Copy out the listing that follows exactly, dropping every picture.

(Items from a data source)
[Begin]
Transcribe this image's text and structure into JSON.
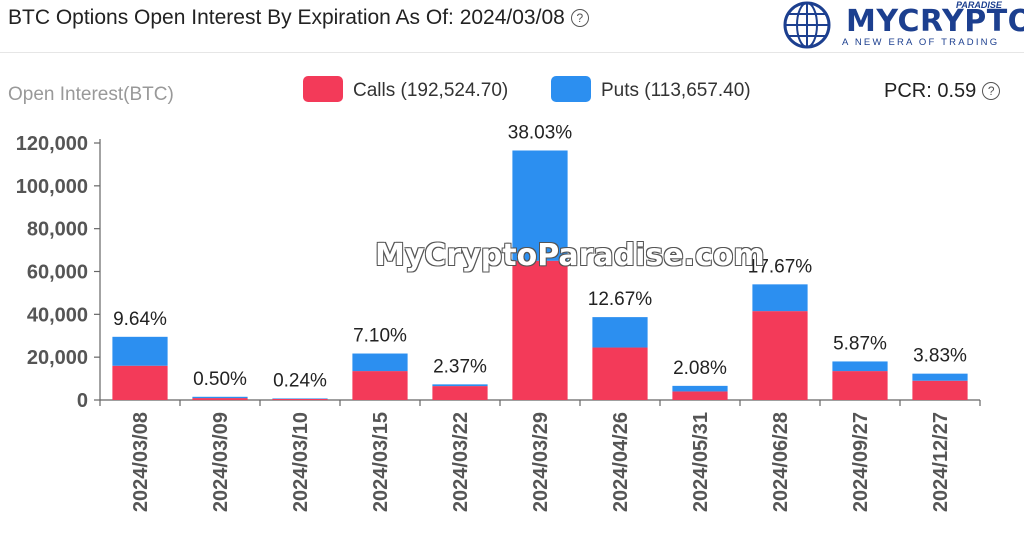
{
  "header": {
    "title": "BTC Options Open Interest By Expiration As Of: 2024/03/08",
    "help_icon": "question-circle-icon"
  },
  "brand": {
    "name": "MYCRYPTO",
    "name_top": "PARADISE",
    "tagline": "A NEW ERA OF TRADING",
    "logo_icon": "globe-icon"
  },
  "watermark": "MyCryptoParadise.com",
  "pcr": {
    "label": "PCR: 0.59",
    "help_icon": "question-circle-icon"
  },
  "colors": {
    "calls": "#f33a59",
    "puts": "#2c8ff0",
    "axis": "#666666"
  },
  "chart_data": {
    "type": "bar",
    "stacked": true,
    "ylabel": "Open Interest(BTC)",
    "ylim": [
      0,
      120000
    ],
    "yticks": [
      "0",
      "20,000",
      "40,000",
      "60,000",
      "80,000",
      "100,000",
      "120,000"
    ],
    "legend_position": "top-center",
    "grid": false,
    "categories": [
      "2024/03/08",
      "2024/03/09",
      "2024/03/10",
      "2024/03/15",
      "2024/03/22",
      "2024/03/29",
      "2024/04/26",
      "2024/05/31",
      "2024/06/28",
      "2024/09/27",
      "2024/12/27"
    ],
    "series": [
      {
        "name": "Calls (192,524.70)",
        "values": [
          16000,
          900,
          500,
          13500,
          6500,
          65000,
          24500,
          4000,
          41500,
          13500,
          9000
        ]
      },
      {
        "name": "Puts (113,657.40)",
        "values": [
          13500,
          600,
          250,
          8200,
          800,
          51500,
          14200,
          2600,
          12500,
          4500,
          3300
        ]
      }
    ],
    "data_labels": [
      "9.64%",
      "0.50%",
      "0.24%",
      "7.10%",
      "2.37%",
      "38.03%",
      "12.67%",
      "2.08%",
      "17.67%",
      "5.87%",
      "3.83%"
    ]
  }
}
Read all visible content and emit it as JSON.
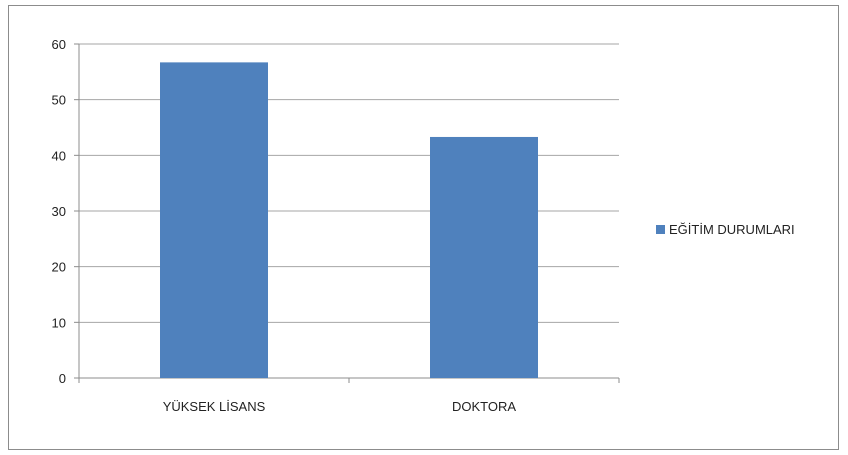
{
  "chart_data": {
    "type": "bar",
    "categories": [
      "YÜKSEK LİSANS",
      "DOKTORA"
    ],
    "series": [
      {
        "name": "EĞİTİM DURUMLARI",
        "values": [
          56.7,
          43.3
        ],
        "color": "#4F81BD"
      }
    ],
    "title": "",
    "xlabel": "",
    "ylabel": "",
    "ylim": [
      0,
      60
    ],
    "yticks": [
      "0",
      "10",
      "20",
      "30",
      "40",
      "50",
      "60"
    ],
    "grid": true,
    "legend_position": "right"
  }
}
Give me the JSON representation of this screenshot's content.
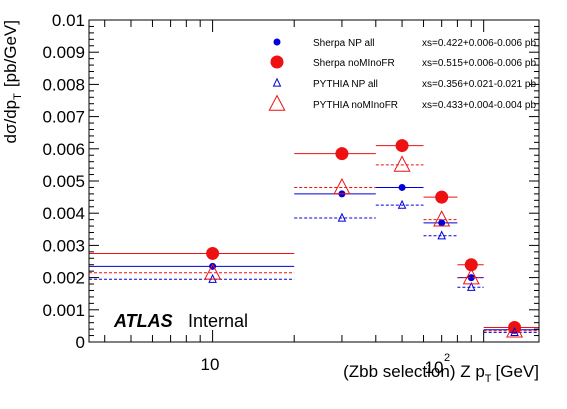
{
  "chart_data": {
    "type": "scatter",
    "xlabel_prefix": "(Zbb selection) Z p",
    "xlabel_sub": "T",
    "xlabel_unit": "[GeV]",
    "ylabel_prefix": "dσ/dp",
    "ylabel_sub": "T",
    "ylabel_unit": "[pb/GeV]",
    "x_scale": "log",
    "xlim": [
      3.5,
      160
    ],
    "ylim": [
      0,
      0.01
    ],
    "y_ticks": [
      "0",
      "0.001",
      "0.002",
      "0.003",
      "0.004",
      "0.005",
      "0.006",
      "0.007",
      "0.008",
      "0.009",
      "0.01"
    ],
    "x_tick_10": "10",
    "x_tick_100_base": "10",
    "x_tick_100_exp": "2",
    "atlas_label": "ATLAS",
    "atlas_sub": "Internal",
    "legend_position": "top-right",
    "series": [
      {
        "name": "Sherpa NP all",
        "xs": "xs=0.422+0.006-0.006 pb",
        "color": "#0000dd",
        "marker": "dot",
        "line": "solid",
        "points": [
          {
            "x": 10,
            "x_lo": 3.5,
            "x_hi": 20,
            "y": 0.00235
          },
          {
            "x": 30,
            "x_lo": 20,
            "x_hi": 40,
            "y": 0.0046
          },
          {
            "x": 50,
            "x_lo": 40,
            "x_hi": 60,
            "y": 0.0048
          },
          {
            "x": 70,
            "x_lo": 60,
            "x_hi": 80,
            "y": 0.0037
          },
          {
            "x": 90,
            "x_lo": 80,
            "x_hi": 100,
            "y": 0.002
          },
          {
            "x": 130,
            "x_lo": 100,
            "x_hi": 160,
            "y": 0.00038
          }
        ]
      },
      {
        "name": "Sherpa noMInoFR",
        "xs": "xs=0.515+0.006-0.006 pb",
        "color": "#ee1111",
        "marker": "bigdot",
        "line": "solid",
        "points": [
          {
            "x": 10,
            "x_lo": 3.5,
            "x_hi": 20,
            "y": 0.00275
          },
          {
            "x": 30,
            "x_lo": 20,
            "x_hi": 40,
            "y": 0.00585
          },
          {
            "x": 50,
            "x_lo": 40,
            "x_hi": 60,
            "y": 0.0061
          },
          {
            "x": 70,
            "x_lo": 60,
            "x_hi": 80,
            "y": 0.0045
          },
          {
            "x": 90,
            "x_lo": 80,
            "x_hi": 100,
            "y": 0.0024
          },
          {
            "x": 130,
            "x_lo": 100,
            "x_hi": 160,
            "y": 0.00045
          }
        ]
      },
      {
        "name": "PYTHIA NP all",
        "xs": "xs=0.356+0.021-0.021 pb",
        "color": "#0000dd",
        "marker": "triangle",
        "line": "dashed",
        "points": [
          {
            "x": 10,
            "x_lo": 3.5,
            "x_hi": 20,
            "y": 0.00195
          },
          {
            "x": 30,
            "x_lo": 20,
            "x_hi": 40,
            "y": 0.00385
          },
          {
            "x": 50,
            "x_lo": 40,
            "x_hi": 60,
            "y": 0.00425
          },
          {
            "x": 70,
            "x_lo": 60,
            "x_hi": 80,
            "y": 0.0033
          },
          {
            "x": 90,
            "x_lo": 80,
            "x_hi": 100,
            "y": 0.0017
          },
          {
            "x": 130,
            "x_lo": 100,
            "x_hi": 160,
            "y": 0.0003
          }
        ]
      },
      {
        "name": "PYTHIA noMInoFR",
        "xs": "xs=0.433+0.004-0.004 pb",
        "color": "#ee1111",
        "marker": "bigtriangle",
        "line": "dashed",
        "points": [
          {
            "x": 10,
            "x_lo": 3.5,
            "x_hi": 20,
            "y": 0.00215
          },
          {
            "x": 30,
            "x_lo": 20,
            "x_hi": 40,
            "y": 0.0048
          },
          {
            "x": 50,
            "x_lo": 40,
            "x_hi": 60,
            "y": 0.0055
          },
          {
            "x": 70,
            "x_lo": 60,
            "x_hi": 80,
            "y": 0.0038
          },
          {
            "x": 90,
            "x_lo": 80,
            "x_hi": 100,
            "y": 0.002
          },
          {
            "x": 130,
            "x_lo": 100,
            "x_hi": 160,
            "y": 0.00035
          }
        ]
      }
    ]
  }
}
[End]
THE REPLY>
Transcribe this image's text and structure into JSON.
{
  "header": {
    "title": "BTC Options Open Interest By Expiration As Of: 2024/03/08",
    "help_icon": "question-circle-icon"
  },
  "brand": {
    "name": "MYCRYPTO",
    "name_top": "PARADISE",
    "tagline": "A NEW ERA OF TRADING",
    "logo_icon": "globe-icon"
  },
  "watermark": "MyCryptoParadise.com",
  "pcr": {
    "label": "PCR: 0.59",
    "help_icon": "question-circle-icon"
  },
  "colors": {
    "calls": "#f33a59",
    "puts": "#2c8ff0",
    "axis": "#666666"
  },
  "chart_data": {
    "type": "bar",
    "stacked": true,
    "ylabel": "Open Interest(BTC)",
    "ylim": [
      0,
      120000
    ],
    "yticks": [
      "0",
      "20,000",
      "40,000",
      "60,000",
      "80,000",
      "100,000",
      "120,000"
    ],
    "legend_position": "top-center",
    "grid": false,
    "categories": [
      "2024/03/08",
      "2024/03/09",
      "2024/03/10",
      "2024/03/15",
      "2024/03/22",
      "2024/03/29",
      "2024/04/26",
      "2024/05/31",
      "2024/06/28",
      "2024/09/27",
      "2024/12/27"
    ],
    "series": [
      {
        "name": "Calls (192,524.70)",
        "values": [
          16000,
          900,
          500,
          13500,
          6500,
          65000,
          24500,
          4000,
          41500,
          13500,
          9000
        ]
      },
      {
        "name": "Puts (113,657.40)",
        "values": [
          13500,
          600,
          250,
          8200,
          800,
          51500,
          14200,
          2600,
          12500,
          4500,
          3300
        ]
      }
    ],
    "data_labels": [
      "9.64%",
      "0.50%",
      "0.24%",
      "7.10%",
      "2.37%",
      "38.03%",
      "12.67%",
      "2.08%",
      "17.67%",
      "5.87%",
      "3.83%"
    ]
  }
}
Read all visible content and emit it as JSON.
{
  "chart_data": {
    "type": "bar",
    "categories": [
      "YÜKSEK LİSANS",
      "DOKTORA"
    ],
    "series": [
      {
        "name": "EĞİTİM DURUMLARI",
        "values": [
          56.7,
          43.3
        ],
        "color": "#4F81BD"
      }
    ],
    "title": "",
    "xlabel": "",
    "ylabel": "",
    "ylim": [
      0,
      60
    ],
    "yticks": [
      "0",
      "10",
      "20",
      "30",
      "40",
      "50",
      "60"
    ],
    "grid": true,
    "legend_position": "right"
  }
}
Give me the JSON representation of this screenshot's content.
{
  "chart_data": {
    "type": "scatter",
    "xlabel_prefix": "(Zbb selection) Z p",
    "xlabel_sub": "T",
    "xlabel_unit": "[GeV]",
    "ylabel_prefix": "dσ/dp",
    "ylabel_sub": "T",
    "ylabel_unit": "[pb/GeV]",
    "x_scale": "log",
    "xlim": [
      3.5,
      160
    ],
    "ylim": [
      0,
      0.01
    ],
    "y_ticks": [
      "0",
      "0.001",
      "0.002",
      "0.003",
      "0.004",
      "0.005",
      "0.006",
      "0.007",
      "0.008",
      "0.009",
      "0.01"
    ],
    "x_tick_10": "10",
    "x_tick_100_base": "10",
    "x_tick_100_exp": "2",
    "atlas_label": "ATLAS",
    "atlas_sub": "Internal",
    "legend_position": "top-right",
    "series": [
      {
        "name": "Sherpa NP all",
        "xs": "xs=0.422+0.006-0.006 pb",
        "color": "#0000dd",
        "marker": "dot",
        "line": "solid",
        "points": [
          {
            "x": 10,
            "x_lo": 3.5,
            "x_hi": 20,
            "y": 0.00235
          },
          {
            "x": 30,
            "x_lo": 20,
            "x_hi": 40,
            "y": 0.0046
          },
          {
            "x": 50,
            "x_lo": 40,
            "x_hi": 60,
            "y": 0.0048
          },
          {
            "x": 70,
            "x_lo": 60,
            "x_hi": 80,
            "y": 0.0037
          },
          {
            "x": 90,
            "x_lo": 80,
            "x_hi": 100,
            "y": 0.002
          },
          {
            "x": 130,
            "x_lo": 100,
            "x_hi": 160,
            "y": 0.00038
          }
        ]
      },
      {
        "name": "Sherpa noMInoFR",
        "xs": "xs=0.515+0.006-0.006 pb",
        "color": "#ee1111",
        "marker": "bigdot",
        "line": "solid",
        "points": [
          {
            "x": 10,
            "x_lo": 3.5,
            "x_hi": 20,
            "y": 0.00275
          },
          {
            "x": 30,
            "x_lo": 20,
            "x_hi": 40,
            "y": 0.00585
          },
          {
            "x": 50,
            "x_lo": 40,
            "x_hi": 60,
            "y": 0.0061
          },
          {
            "x": 70,
            "x_lo": 60,
            "x_hi": 80,
            "y": 0.0045
          },
          {
            "x": 90,
            "x_lo": 80,
            "x_hi": 100,
            "y": 0.0024
          },
          {
            "x": 130,
            "x_lo": 100,
            "x_hi": 160,
            "y": 0.00045
          }
        ]
      },
      {
        "name": "PYTHIA NP all",
        "xs": "xs=0.356+0.021-0.021 pb",
        "color": "#0000dd",
        "marker": "triangle",
        "line": "dashed",
        "points": [
          {
            "x": 10,
            "x_lo": 3.5,
            "x_hi": 20,
            "y": 0.00195
          },
          {
            "x": 30,
            "x_lo": 20,
            "x_hi": 40,
            "y": 0.00385
          },
          {
            "x": 50,
            "x_lo": 40,
            "x_hi": 60,
            "y": 0.00425
          },
          {
            "x": 70,
            "x_lo": 60,
            "x_hi": 80,
            "y": 0.0033
          },
          {
            "x": 90,
            "x_lo": 80,
            "x_hi": 100,
            "y": 0.0017
          },
          {
            "x": 130,
            "x_lo": 100,
            "x_hi": 160,
            "y": 0.0003
          }
        ]
      },
      {
        "name": "PYTHIA noMInoFR",
        "xs": "xs=0.433+0.004-0.004 pb",
        "color": "#ee1111",
        "marker": "bigtriangle",
        "line": "dashed",
        "points": [
          {
            "x": 10,
            "x_lo": 3.5,
            "x_hi": 20,
            "y": 0.00215
          },
          {
            "x": 30,
            "x_lo": 20,
            "x_hi": 40,
            "y": 0.0048
          },
          {
            "x": 50,
            "x_lo": 40,
            "x_hi": 60,
            "y": 0.0055
          },
          {
            "x": 70,
            "x_lo": 60,
            "x_hi": 80,
            "y": 0.0038
          },
          {
            "x": 90,
            "x_lo": 80,
            "x_hi": 100,
            "y": 0.002
          },
          {
            "x": 130,
            "x_lo": 100,
            "x_hi": 160,
            "y": 0.00035
          }
        ]
      }
    ]
  }
}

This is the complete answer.